Every line from the one that contains "Transcribe this image's" to the last line of the listing below should be quoted verbatim. Pictures are excluded.

**** EXERCISE MATERIAL

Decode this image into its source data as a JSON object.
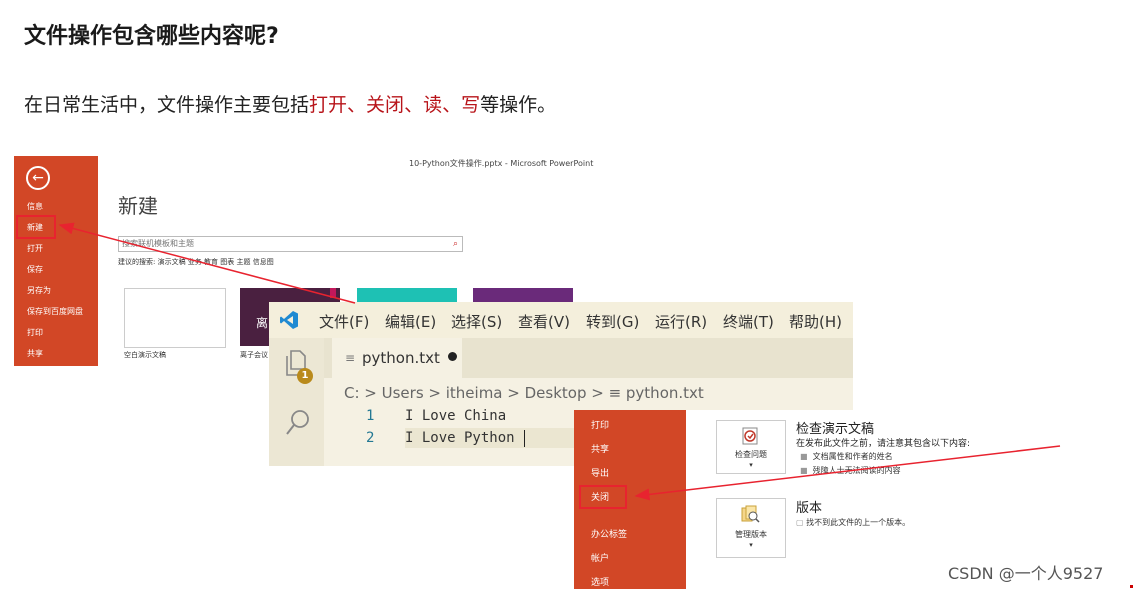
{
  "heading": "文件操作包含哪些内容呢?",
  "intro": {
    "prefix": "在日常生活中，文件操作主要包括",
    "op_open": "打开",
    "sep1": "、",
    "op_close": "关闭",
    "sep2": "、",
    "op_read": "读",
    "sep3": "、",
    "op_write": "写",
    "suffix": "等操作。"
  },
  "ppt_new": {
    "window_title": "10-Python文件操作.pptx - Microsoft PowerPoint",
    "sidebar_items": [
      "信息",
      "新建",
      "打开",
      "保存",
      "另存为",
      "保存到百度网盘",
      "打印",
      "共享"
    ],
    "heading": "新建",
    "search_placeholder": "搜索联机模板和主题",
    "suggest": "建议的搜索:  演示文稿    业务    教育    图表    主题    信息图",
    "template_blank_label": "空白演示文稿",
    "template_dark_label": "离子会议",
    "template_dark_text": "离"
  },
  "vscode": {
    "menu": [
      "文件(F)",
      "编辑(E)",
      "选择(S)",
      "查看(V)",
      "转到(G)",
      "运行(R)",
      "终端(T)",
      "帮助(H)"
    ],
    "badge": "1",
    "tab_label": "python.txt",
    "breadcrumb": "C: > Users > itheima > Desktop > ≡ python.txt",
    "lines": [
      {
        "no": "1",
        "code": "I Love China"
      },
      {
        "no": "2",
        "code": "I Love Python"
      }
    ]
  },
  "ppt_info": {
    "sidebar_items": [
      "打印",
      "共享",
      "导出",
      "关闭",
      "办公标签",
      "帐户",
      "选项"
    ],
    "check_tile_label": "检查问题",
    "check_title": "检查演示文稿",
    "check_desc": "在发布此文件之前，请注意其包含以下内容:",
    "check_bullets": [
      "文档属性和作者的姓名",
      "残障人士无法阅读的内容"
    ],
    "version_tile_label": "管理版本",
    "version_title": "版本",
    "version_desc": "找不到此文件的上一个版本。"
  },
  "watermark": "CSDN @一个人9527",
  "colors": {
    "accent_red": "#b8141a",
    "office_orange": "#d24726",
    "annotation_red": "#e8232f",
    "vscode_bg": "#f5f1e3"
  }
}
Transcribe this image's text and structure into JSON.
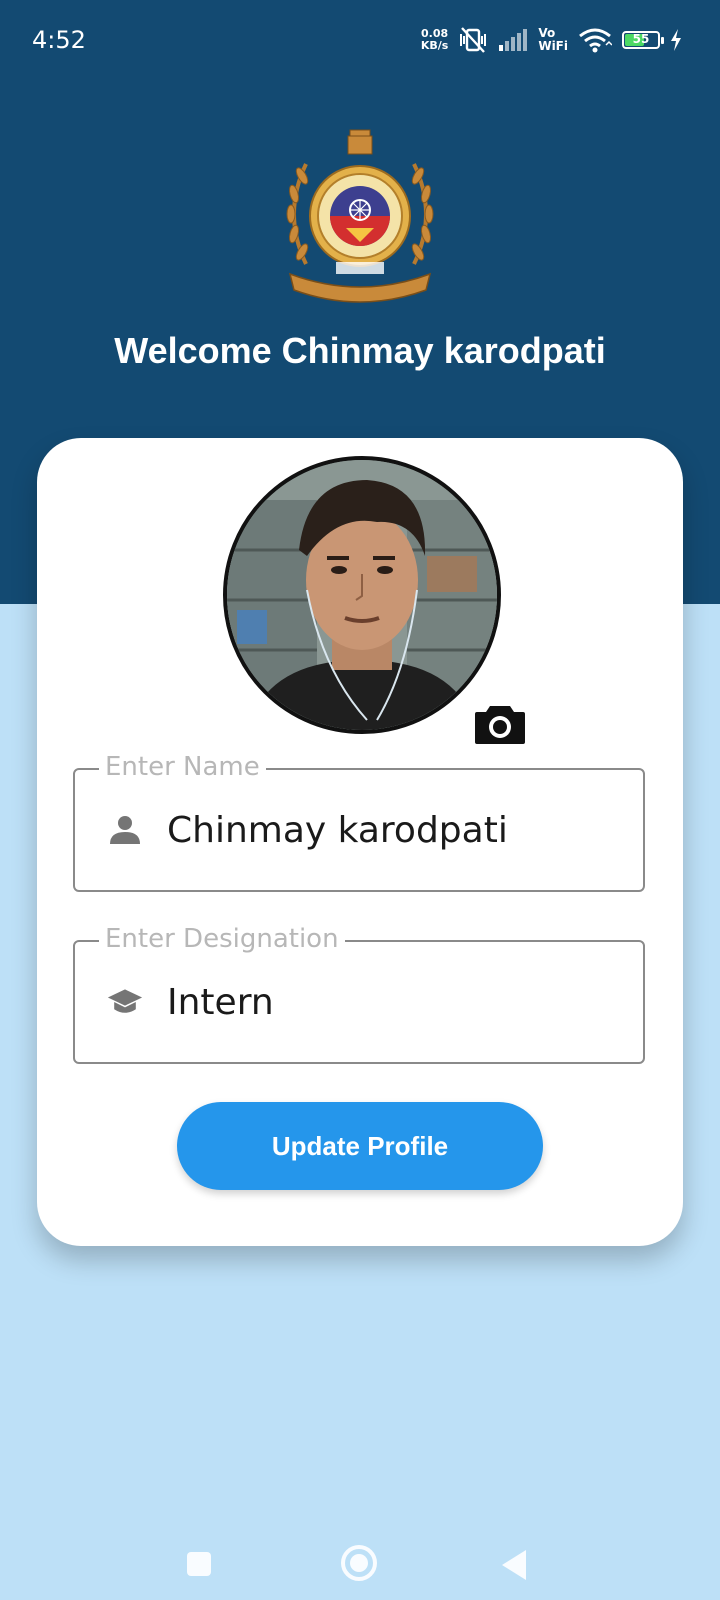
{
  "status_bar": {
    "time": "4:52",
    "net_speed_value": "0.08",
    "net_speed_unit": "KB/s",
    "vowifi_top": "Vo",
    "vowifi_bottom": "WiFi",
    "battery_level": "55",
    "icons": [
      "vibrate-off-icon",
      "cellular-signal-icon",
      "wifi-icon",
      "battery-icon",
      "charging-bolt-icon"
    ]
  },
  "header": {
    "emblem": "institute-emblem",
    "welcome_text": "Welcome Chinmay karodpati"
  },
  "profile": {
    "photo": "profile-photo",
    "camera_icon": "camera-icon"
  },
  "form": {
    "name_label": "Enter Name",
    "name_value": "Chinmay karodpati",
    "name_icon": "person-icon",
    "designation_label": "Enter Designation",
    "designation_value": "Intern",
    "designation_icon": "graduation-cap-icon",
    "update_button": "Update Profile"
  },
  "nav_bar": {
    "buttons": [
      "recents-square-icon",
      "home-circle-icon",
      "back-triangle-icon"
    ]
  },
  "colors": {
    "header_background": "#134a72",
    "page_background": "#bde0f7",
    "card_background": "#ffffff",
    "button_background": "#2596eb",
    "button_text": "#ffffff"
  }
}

********

### RESULT FOR THIS EXERCISE
Transcribe this image's text and structure into JSON.
{
  "status_bar": {
    "time": "4:52",
    "net_speed_value": "0.08",
    "net_speed_unit": "KB/s",
    "vowifi_top": "Vo",
    "vowifi_bottom": "WiFi",
    "battery_level": "55",
    "icons": [
      "vibrate-off-icon",
      "cellular-signal-icon",
      "wifi-icon",
      "battery-icon",
      "charging-bolt-icon"
    ]
  },
  "header": {
    "emblem": "institute-emblem",
    "welcome_text": "Welcome Chinmay karodpati"
  },
  "profile": {
    "photo": "profile-photo",
    "camera_icon": "camera-icon"
  },
  "form": {
    "name_label": "Enter Name",
    "name_value": "Chinmay karodpati",
    "name_icon": "person-icon",
    "designation_label": "Enter Designation",
    "designation_value": "Intern",
    "designation_icon": "graduation-cap-icon",
    "update_button": "Update Profile"
  },
  "nav_bar": {
    "buttons": [
      "recents-square-icon",
      "home-circle-icon",
      "back-triangle-icon"
    ]
  },
  "colors": {
    "header_background": "#134a72",
    "page_background": "#bde0f7",
    "card_background": "#ffffff",
    "button_background": "#2596eb",
    "button_text": "#ffffff"
  }
}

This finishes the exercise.